___ Data provided ___

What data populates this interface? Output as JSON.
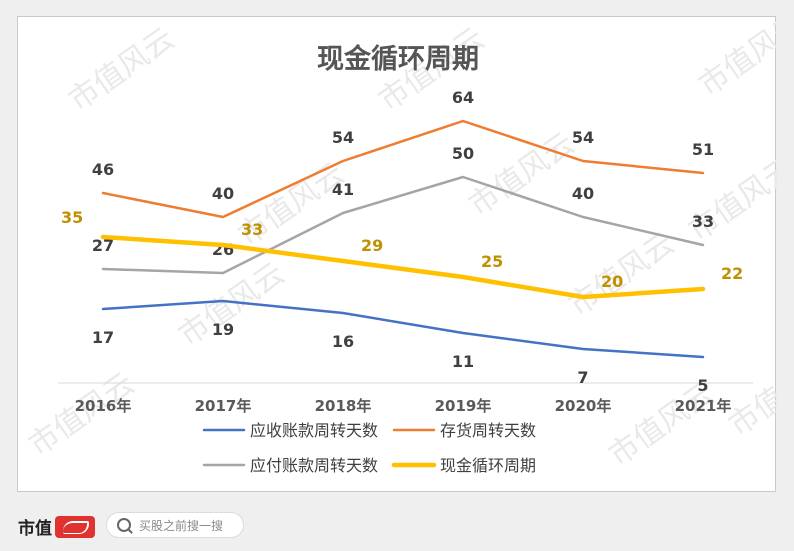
{
  "chart_data": {
    "type": "line",
    "title": "现金循环周期",
    "categories": [
      "2016年",
      "2017年",
      "2018年",
      "2019年",
      "2020年",
      "2021年"
    ],
    "ylim": [
      0,
      70
    ],
    "grid": false,
    "legend_position": "bottom",
    "series": [
      {
        "name": "应收账款周转天数",
        "values": [
          17,
          19,
          16,
          11,
          7,
          5
        ],
        "color": "#4472c4",
        "label_color": "#404040",
        "label_pos": "below",
        "stroke": 2.5
      },
      {
        "name": "存货周转天数",
        "values": [
          46,
          40,
          54,
          64,
          54,
          51
        ],
        "color": "#ed7d31",
        "label_color": "#404040",
        "label_pos": "above",
        "stroke": 2.5
      },
      {
        "name": "应付账款周转天数",
        "values": [
          27,
          26,
          41,
          50,
          40,
          33
        ],
        "color": "#a5a5a5",
        "label_color": "#404040",
        "label_pos": "above",
        "stroke": 2.5
      },
      {
        "name": "现金循环周期",
        "values": [
          35,
          33,
          29,
          25,
          20,
          22
        ],
        "color": "#ffc000",
        "label_color": "#bf9000",
        "label_pos": "right",
        "stroke": 4.5
      }
    ]
  },
  "watermark": "市值风云",
  "footer": {
    "brand": "市值",
    "search_placeholder": "买股之前搜一搜"
  }
}
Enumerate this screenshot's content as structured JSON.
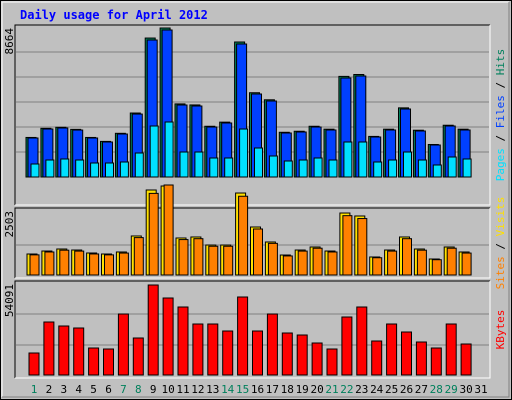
{
  "title": "Daily usage for April 2012",
  "legend_separator": " / ",
  "chart_data": [
    {
      "type": "bar",
      "ylim": [
        0,
        8664
      ],
      "yticks": [
        8664
      ],
      "series": [
        {
          "name": "Pages",
          "color": "#00e0ff",
          "values": [
            756,
            988,
            1047,
            988,
            814,
            814,
            872,
            1395,
            2965,
            3198,
            1453,
            1453,
            1105,
            1105,
            2790,
            1686,
            1221,
            930,
            988,
            1105,
            988,
            2035,
            2035,
            872,
            988,
            1453,
            988,
            698,
            1163,
            1047,
            null
          ]
        },
        {
          "name": "Files",
          "color": "#0040ff",
          "values": [
            2268,
            2790,
            2850,
            2730,
            2268,
            2035,
            2500,
            3660,
            7965,
            8548,
            4186,
            4128,
            2907,
            3140,
            7733,
            4826,
            4419,
            2558,
            2617,
            2907,
            2733,
            5756,
            5873,
            2326,
            2733,
            3954,
            2675,
            1860,
            2965,
            2733,
            null
          ]
        },
        {
          "name": "Hits",
          "color": "#00805c",
          "values": [
            2300,
            2830,
            2890,
            2770,
            2300,
            2070,
            2540,
            3720,
            8080,
            8664,
            4250,
            4190,
            2950,
            3190,
            7850,
            4900,
            4490,
            2600,
            2660,
            2950,
            2780,
            5850,
            5960,
            2360,
            2780,
            4020,
            2720,
            1890,
            3010,
            2780,
            null
          ]
        }
      ]
    },
    {
      "type": "bar",
      "ylim": [
        0,
        2503
      ],
      "yticks": [
        2503
      ],
      "series": [
        {
          "name": "Sites",
          "color": "#ff8000",
          "values": [
            560,
            640,
            690,
            665,
            585,
            560,
            610,
            1040,
            2270,
            2503,
            985,
            1010,
            800,
            800,
            2190,
            1280,
            880,
            530,
            665,
            745,
            640,
            1650,
            1570,
            480,
            665,
            1010,
            690,
            425,
            745,
            610,
            null
          ]
        },
        {
          "name": "Visits",
          "color": "#ffe000",
          "values": [
            584,
            667,
            723,
            695,
            612,
            584,
            640,
            1085,
            2364,
            2475,
            1029,
            1057,
            834,
            834,
            2280,
            1335,
            918,
            556,
            695,
            779,
            667,
            1724,
            1641,
            501,
            695,
            1057,
            723,
            445,
            779,
            640,
            null
          ]
        }
      ]
    },
    {
      "type": "bar",
      "ylim": [
        0,
        54091
      ],
      "yticks": [
        54091
      ],
      "categories": [
        "1",
        "2",
        "3",
        "4",
        "5",
        "6",
        "7",
        "8",
        "9",
        "10",
        "11",
        "12",
        "13",
        "14",
        "15",
        "16",
        "17",
        "18",
        "19",
        "20",
        "21",
        "22",
        "23",
        "24",
        "25",
        "26",
        "27",
        "28",
        "29",
        "30",
        "31"
      ],
      "category_colors": [
        "#00805c",
        "#000000",
        "#000000",
        "#000000",
        "#000000",
        "#000000",
        "#00805c",
        "#00805c",
        "#000000",
        "#000000",
        "#000000",
        "#000000",
        "#000000",
        "#00805c",
        "#00805c",
        "#000000",
        "#000000",
        "#000000",
        "#000000",
        "#000000",
        "#00805c",
        "#00805c",
        "#000000",
        "#000000",
        "#000000",
        "#000000",
        "#000000",
        "#00805c",
        "#00805c",
        "#000000",
        "#000000"
      ],
      "series": [
        {
          "name": "KBytes",
          "color": "#ff0000",
          "values": [
            13222,
            31854,
            29450,
            28248,
            16227,
            15626,
            36662,
            22237,
            54091,
            46278,
            40868,
            30652,
            30652,
            26445,
            46879,
            26445,
            36662,
            25243,
            24040,
            19232,
            15626,
            34859,
            40868,
            20434,
            30652,
            25844,
            19833,
            16227,
            30652,
            18631,
            null
          ]
        }
      ]
    }
  ]
}
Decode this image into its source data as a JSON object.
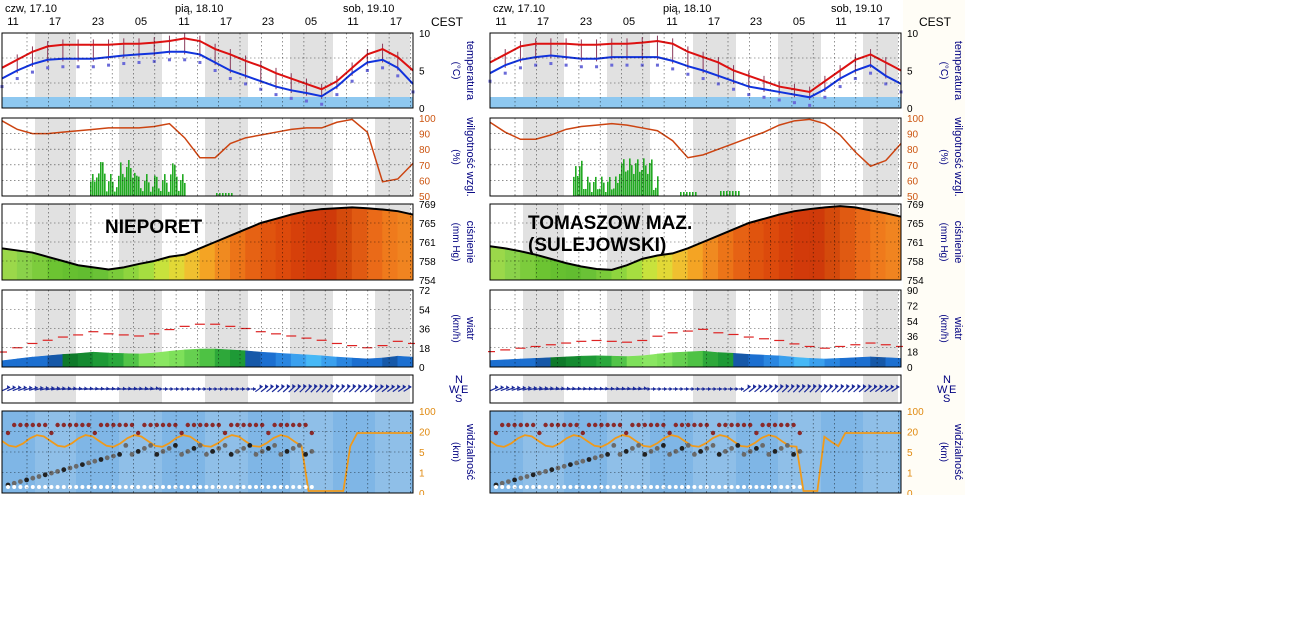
{
  "timezone_label": "CEST",
  "charts": [
    {
      "station": "NIEPORET",
      "station_lines": [
        "NIEPORET"
      ],
      "date_labels": [
        "czw, 17.10",
        "pią, 18.10",
        "sob, 19.10"
      ],
      "hour_labels": [
        "11",
        "17",
        "23",
        "05",
        "11",
        "17",
        "23",
        "05",
        "11",
        "17"
      ],
      "panels": {
        "temperature": {
          "unit": "(°C)",
          "name": "temperatura",
          "ticks": [
            "10",
            "5",
            "0"
          ]
        },
        "humidity": {
          "unit": "(%)",
          "name": "wilgotność wzgl.",
          "ticks": [
            "100",
            "90",
            "80",
            "70",
            "60",
            "50"
          ]
        },
        "pressure": {
          "unit": "(mm Hg)",
          "name": "ciśnienie",
          "ticks": [
            "769",
            "765",
            "761",
            "758",
            "754"
          ]
        },
        "wind": {
          "unit": "(km/h)",
          "name": "wiatr",
          "ticks": [
            "72",
            "54",
            "36",
            "18",
            "0"
          ]
        },
        "direction": {
          "compass_n": "N",
          "compass_s": "S",
          "compass_w": "W",
          "compass_e": "E"
        },
        "visibility": {
          "unit": "(km)",
          "name": "widzialność",
          "ticks_left": [
            "100",
            "20",
            "5",
            "1",
            "0"
          ],
          "ticks_right": [
            "100",
            "20",
            "5",
            "1",
            "0"
          ]
        }
      }
    },
    {
      "station": "TOMASZOW MAZ. (SULEJOWSKI)",
      "station_lines": [
        "TOMASZOW MAZ.",
        "(SULEJOWSKI)"
      ],
      "date_labels": [
        "czw, 17.10",
        "pią, 18.10",
        "sob, 19.10"
      ],
      "hour_labels": [
        "11",
        "17",
        "23",
        "05",
        "11",
        "17",
        "23",
        "05",
        "11",
        "17"
      ],
      "panels": {
        "temperature": {
          "unit": "(°C)",
          "name": "temperatura",
          "ticks": [
            "10",
            "5",
            "0"
          ]
        },
        "humidity": {
          "unit": "(%)",
          "name": "wilgotność wzgl.",
          "ticks": [
            "100",
            "90",
            "80",
            "70",
            "60",
            "50"
          ]
        },
        "pressure": {
          "unit": "(mm Hg)",
          "name": "ciśnienie",
          "ticks": [
            "769",
            "765",
            "761",
            "758",
            "754"
          ]
        },
        "wind": {
          "unit": "(km/h)",
          "name": "wiatr",
          "ticks": [
            "90",
            "72",
            "54",
            "36",
            "18",
            "0"
          ]
        },
        "direction": {
          "compass_n": "N",
          "compass_s": "S",
          "compass_w": "W",
          "compass_e": "E"
        },
        "visibility": {
          "unit": "(km)",
          "name": "widzialność",
          "ticks_left": [
            "100",
            "20",
            "5",
            "1",
            "0"
          ],
          "ticks_right": [
            "100",
            "20",
            "5",
            "1",
            "0"
          ]
        }
      }
    }
  ],
  "colors": {
    "temp_max": "#dd1111",
    "temp_mean": "#1133dd",
    "humidity_line": "#cc4411",
    "precip": "#22aa22",
    "pressure_outline": "#000000",
    "wind_gust": "#dd2222",
    "axis_text": "#000080",
    "grid": "#000000",
    "shade": "#dcdcdc"
  },
  "chart_data": [
    {
      "type": "line",
      "station": "NIEPORET",
      "x": [
        "11",
        "13",
        "15",
        "17",
        "19",
        "21",
        "23",
        "01",
        "03",
        "05",
        "07",
        "09",
        "11",
        "13",
        "15",
        "17",
        "19",
        "21",
        "23",
        "01",
        "03",
        "05",
        "07",
        "09",
        "11",
        "13",
        "15",
        "17"
      ],
      "series": [
        {
          "panel": "temperature",
          "values": [
            5.5,
            7,
            8.5,
            9.5,
            9.8,
            9.8,
            9.8,
            9.8,
            10,
            10,
            10.2,
            10.5,
            11,
            10.5,
            9,
            8,
            6.8,
            5.8,
            4.5,
            3.5,
            2.5,
            1.5,
            3,
            5.5,
            8,
            9,
            7.5,
            5
          ]
        },
        {
          "panel": "temperature",
          "values": [
            3.5,
            5,
            6.2,
            7,
            7.2,
            7.2,
            7.2,
            7.5,
            7.8,
            8,
            8.2,
            8.5,
            8.5,
            8,
            6.5,
            5,
            4,
            3,
            2,
            1.3,
            0.8,
            0.2,
            2,
            4.5,
            6.5,
            7,
            5.5,
            2.5
          ]
        },
        {
          "panel": "humidity",
          "values": [
            98,
            92,
            89,
            89,
            90,
            91,
            92,
            93,
            93,
            93,
            94,
            96,
            86,
            72,
            72,
            82,
            86,
            88,
            90,
            92,
            93,
            93,
            97,
            99,
            90,
            55,
            57,
            68
          ]
        },
        {
          "panel": "pressure",
          "values": [
            759.5,
            759,
            758.5,
            757.5,
            756.5,
            755.5,
            755,
            754.5,
            755,
            755.8,
            756.5,
            757.5,
            758,
            759.5,
            761,
            762.5,
            764,
            765.5,
            766.5,
            767.5,
            768.3,
            768.8,
            769,
            769.2,
            769,
            768.7,
            768.3,
            767.5
          ]
        },
        {
          "panel": "wind",
          "values": [
            14,
            18,
            22,
            25,
            28,
            30,
            33,
            31,
            30,
            29,
            31,
            35,
            38,
            40,
            40,
            38,
            36,
            33,
            31,
            29,
            27,
            25,
            22,
            20,
            18,
            20,
            24,
            22
          ]
        }
      ],
      "ylim_temperature": [
        -2,
        12
      ],
      "ylim_humidity": [
        45,
        100
      ],
      "ylim_pressure": [
        752,
        770
      ],
      "ylim_wind": [
        0,
        72
      ]
    },
    {
      "type": "line",
      "station": "TOMASZOW MAZ. (SULEJOWSKI)",
      "x": [
        "11",
        "13",
        "15",
        "17",
        "19",
        "21",
        "23",
        "01",
        "03",
        "05",
        "07",
        "09",
        "11",
        "13",
        "15",
        "17",
        "19",
        "21",
        "23",
        "01",
        "03",
        "05",
        "07",
        "09",
        "11",
        "13",
        "15",
        "17"
      ],
      "series": [
        {
          "panel": "temperature",
          "values": [
            6.5,
            8,
            9.5,
            10,
            10,
            10,
            9.8,
            9.8,
            10,
            10,
            10.2,
            10.5,
            10,
            8.5,
            7.5,
            6.5,
            5,
            4,
            3,
            2,
            1.5,
            1,
            3,
            5,
            7,
            8,
            6.5,
            5
          ]
        },
        {
          "panel": "temperature",
          "values": [
            4.5,
            6,
            7,
            7.5,
            7.8,
            7.5,
            7.2,
            7.2,
            7.5,
            7.5,
            7.5,
            7.5,
            6.8,
            5.8,
            5,
            4,
            3,
            2,
            1.5,
            1,
            0.5,
            0,
            1.5,
            3.5,
            5,
            6,
            4,
            2.5
          ]
        },
        {
          "panel": "humidity",
          "values": [
            97,
            90,
            85,
            85,
            88,
            92,
            94,
            95,
            96,
            95,
            93,
            91,
            84,
            72,
            74,
            78,
            82,
            86,
            90,
            95,
            98,
            99,
            96,
            88,
            76,
            66,
            70,
            82
          ]
        },
        {
          "panel": "pressure",
          "values": [
            760,
            759.5,
            758.8,
            758,
            757,
            756,
            755.2,
            754.6,
            754.4,
            755.5,
            757,
            757.8,
            758.3,
            759.5,
            761,
            762.5,
            764,
            765.5,
            766.5,
            767.5,
            768.3,
            768.8,
            769.2,
            769.5,
            769.2,
            768.5,
            767.8,
            767
          ]
        },
        {
          "panel": "wind",
          "values": [
            18,
            20,
            22,
            24,
            26,
            28,
            30,
            31,
            30,
            29,
            31,
            36,
            40,
            42,
            44,
            40,
            38,
            35,
            33,
            31,
            27,
            24,
            22,
            24,
            26,
            28,
            26,
            24
          ]
        }
      ],
      "ylim_temperature": [
        -2,
        12
      ],
      "ylim_humidity": [
        45,
        100
      ],
      "ylim_pressure": [
        752,
        770
      ],
      "ylim_wind": [
        0,
        90
      ]
    }
  ]
}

___

Required work
Pull out each line of the listing that holds the string "title".

Complete response
    "title": "现金循环周期",
  "title": "Daily usage for April 2012",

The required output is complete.